Task goal
Exactly as written, retype the listing below, omitting the pictures.

--- Start Data shown ---

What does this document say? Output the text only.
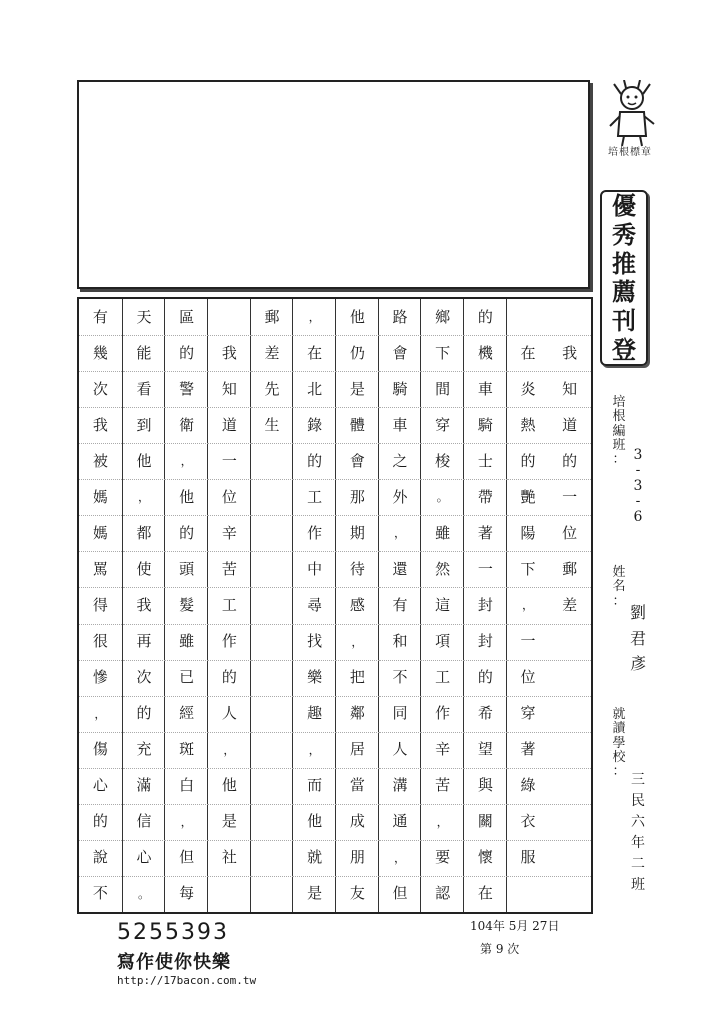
培根標章
優
秀
推
薦
刊
登
培
根
編
班
： 3
-
3
-
6
姓
名
：
劉
君
彥
就
讀
學
校
：
三
民
六
年
二
班
我
知
道
的
一
位
郵
差
在
炎
熱
的
艷
陽
下
，
一
位
穿
著
綠
衣
服
的
機
車
騎
士
帶
著
一
封
封
的
希
望
與
關
懷
在
鄉
下
間
穿
梭
。
雖
然
這
項
工
作
辛
苦
，
要
認
路
會
騎
車
之
外
，
還
有
和
不
同
人
溝
通
，
但
他
仍
是
體
會
那
期
待
感
，
把
鄰
居
當
成
朋
友
，
在
北
錄
的
工
作
中
尋
找
樂
趣
，
而
他
就
是
郵
差
先
生
我
知
道
一
位
辛
苦
工
作
的
人
，
他
是
社
區
的
警
衛
，
他
的
頭
髮
雖
已
經
斑
白
，
但
每
天
能
看
到
他
，
都
使
我
再
次
的
充
滿
信
心
。
有
幾
次
我
被
媽
媽
罵
得
很
慘
，
傷
心
的
說
不
5255393
寫作使你快樂
http://17bacon.com.tw
104年 5月 27日
第 9 次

--- End Data shown ---

Solution for this exercise
What does this document say? Output the text only.
培根標章
優
秀
推
薦
刊
登
培
根
編
班
： 3
-
3
-
6
姓
名
：
劉
君
彥
就
讀
學
校
：
三
民
六
年
二
班
我
知
道
的
一
位
郵
差
在
炎
熱
的
艷
陽
下
，
一
位
穿
著
綠
衣
服
的
機
車
騎
士
帶
著
一
封
封
的
希
望
與
關
懷
在
鄉
下
間
穿
梭
。
雖
然
這
項
工
作
辛
苦
，
要
認
路
會
騎
車
之
外
，
還
有
和
不
同
人
溝
通
，
但
他
仍
是
體
會
那
期
待
感
，
把
鄰
居
當
成
朋
友
，
在
北
錄
的
工
作
中
尋
找
樂
趣
，
而
他
就
是
郵
差
先
生
我
知
道
一
位
辛
苦
工
作
的
人
，
他
是
社
區
的
警
衛
，
他
的
頭
髮
雖
已
經
斑
白
，
但
每
天
能
看
到
他
，
都
使
我
再
次
的
充
滿
信
心
。
有
幾
次
我
被
媽
媽
罵
得
很
慘
，
傷
心
的
說
不
5255393
寫作使你快樂
http://17bacon.com.tw
104年 5月 27日
第 9 次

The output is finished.